-- Begin Materials provided --
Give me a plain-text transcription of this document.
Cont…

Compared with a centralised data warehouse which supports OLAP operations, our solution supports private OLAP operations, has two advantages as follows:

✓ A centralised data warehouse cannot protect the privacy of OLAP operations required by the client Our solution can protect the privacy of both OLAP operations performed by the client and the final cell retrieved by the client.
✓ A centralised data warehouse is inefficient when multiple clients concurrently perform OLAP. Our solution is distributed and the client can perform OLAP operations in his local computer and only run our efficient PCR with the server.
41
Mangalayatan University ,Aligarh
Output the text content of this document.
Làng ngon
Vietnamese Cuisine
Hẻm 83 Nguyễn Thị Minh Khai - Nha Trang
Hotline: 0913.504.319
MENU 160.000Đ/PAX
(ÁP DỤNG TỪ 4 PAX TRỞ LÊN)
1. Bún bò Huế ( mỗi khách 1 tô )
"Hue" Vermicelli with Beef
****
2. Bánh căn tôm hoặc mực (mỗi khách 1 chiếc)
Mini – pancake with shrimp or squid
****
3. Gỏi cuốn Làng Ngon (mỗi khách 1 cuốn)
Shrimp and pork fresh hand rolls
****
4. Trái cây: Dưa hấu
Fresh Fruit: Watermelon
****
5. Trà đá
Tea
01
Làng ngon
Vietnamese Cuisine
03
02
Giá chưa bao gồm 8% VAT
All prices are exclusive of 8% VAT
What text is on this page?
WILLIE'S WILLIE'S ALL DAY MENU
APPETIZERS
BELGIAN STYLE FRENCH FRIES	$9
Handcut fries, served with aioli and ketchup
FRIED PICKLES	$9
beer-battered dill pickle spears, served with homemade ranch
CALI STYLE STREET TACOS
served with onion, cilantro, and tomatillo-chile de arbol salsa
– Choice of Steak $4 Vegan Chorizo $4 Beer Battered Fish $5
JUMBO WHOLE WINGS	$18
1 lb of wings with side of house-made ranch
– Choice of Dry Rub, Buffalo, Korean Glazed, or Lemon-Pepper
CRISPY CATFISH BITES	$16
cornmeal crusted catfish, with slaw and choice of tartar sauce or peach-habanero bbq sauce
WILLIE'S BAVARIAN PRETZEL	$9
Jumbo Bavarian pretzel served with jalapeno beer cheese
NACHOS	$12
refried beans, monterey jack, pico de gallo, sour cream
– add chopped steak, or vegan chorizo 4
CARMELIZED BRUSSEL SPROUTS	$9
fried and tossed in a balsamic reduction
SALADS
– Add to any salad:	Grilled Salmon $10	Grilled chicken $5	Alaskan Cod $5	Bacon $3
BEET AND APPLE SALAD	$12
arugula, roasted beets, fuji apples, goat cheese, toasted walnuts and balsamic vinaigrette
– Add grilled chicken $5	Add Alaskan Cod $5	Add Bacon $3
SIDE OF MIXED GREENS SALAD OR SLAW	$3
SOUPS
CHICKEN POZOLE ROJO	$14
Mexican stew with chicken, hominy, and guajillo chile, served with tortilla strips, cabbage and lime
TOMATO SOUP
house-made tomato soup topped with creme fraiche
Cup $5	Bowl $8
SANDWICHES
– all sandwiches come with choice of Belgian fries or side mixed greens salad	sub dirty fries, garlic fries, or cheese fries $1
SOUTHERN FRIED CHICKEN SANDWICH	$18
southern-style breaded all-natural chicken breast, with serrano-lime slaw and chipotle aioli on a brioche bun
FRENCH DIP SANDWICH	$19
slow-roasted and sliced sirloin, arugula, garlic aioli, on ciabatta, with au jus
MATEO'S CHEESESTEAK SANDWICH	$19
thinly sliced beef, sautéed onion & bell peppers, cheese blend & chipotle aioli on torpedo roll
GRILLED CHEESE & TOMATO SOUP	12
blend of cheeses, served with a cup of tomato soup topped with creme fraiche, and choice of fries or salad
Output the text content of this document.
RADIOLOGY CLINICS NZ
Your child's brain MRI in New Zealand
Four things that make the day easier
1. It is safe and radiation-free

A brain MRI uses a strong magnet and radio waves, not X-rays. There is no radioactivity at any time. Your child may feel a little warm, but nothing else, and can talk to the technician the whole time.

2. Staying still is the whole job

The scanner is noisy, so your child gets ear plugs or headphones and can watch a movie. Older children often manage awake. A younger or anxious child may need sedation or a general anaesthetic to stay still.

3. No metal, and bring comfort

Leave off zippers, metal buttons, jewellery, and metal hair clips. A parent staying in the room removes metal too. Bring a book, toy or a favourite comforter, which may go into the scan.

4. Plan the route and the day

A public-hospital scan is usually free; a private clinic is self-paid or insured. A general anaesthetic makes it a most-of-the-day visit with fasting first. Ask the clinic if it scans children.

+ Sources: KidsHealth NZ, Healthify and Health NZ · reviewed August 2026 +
-- End Materials provided --
Exercise instructions
In the records above, locate the lines holding the word "OLAP". Copy each of them.

Exercise output
Compared with a centralised data warehouse which supports OLAP operations, our solution supports private OLAP operations, has two advantages as follows:
✓ A centralised data warehouse cannot protect the privacy of OLAP operations required by the client Our solution can protect the privacy of both OLAP operations performed by the client and the final cell retrieved by the client.
✓ A centralised data warehouse is inefficient when multiple clients concurrently perform OLAP. Our solution is distributed and the client can perform OLAP operations in his local computer and only run our efficient PCR with the server.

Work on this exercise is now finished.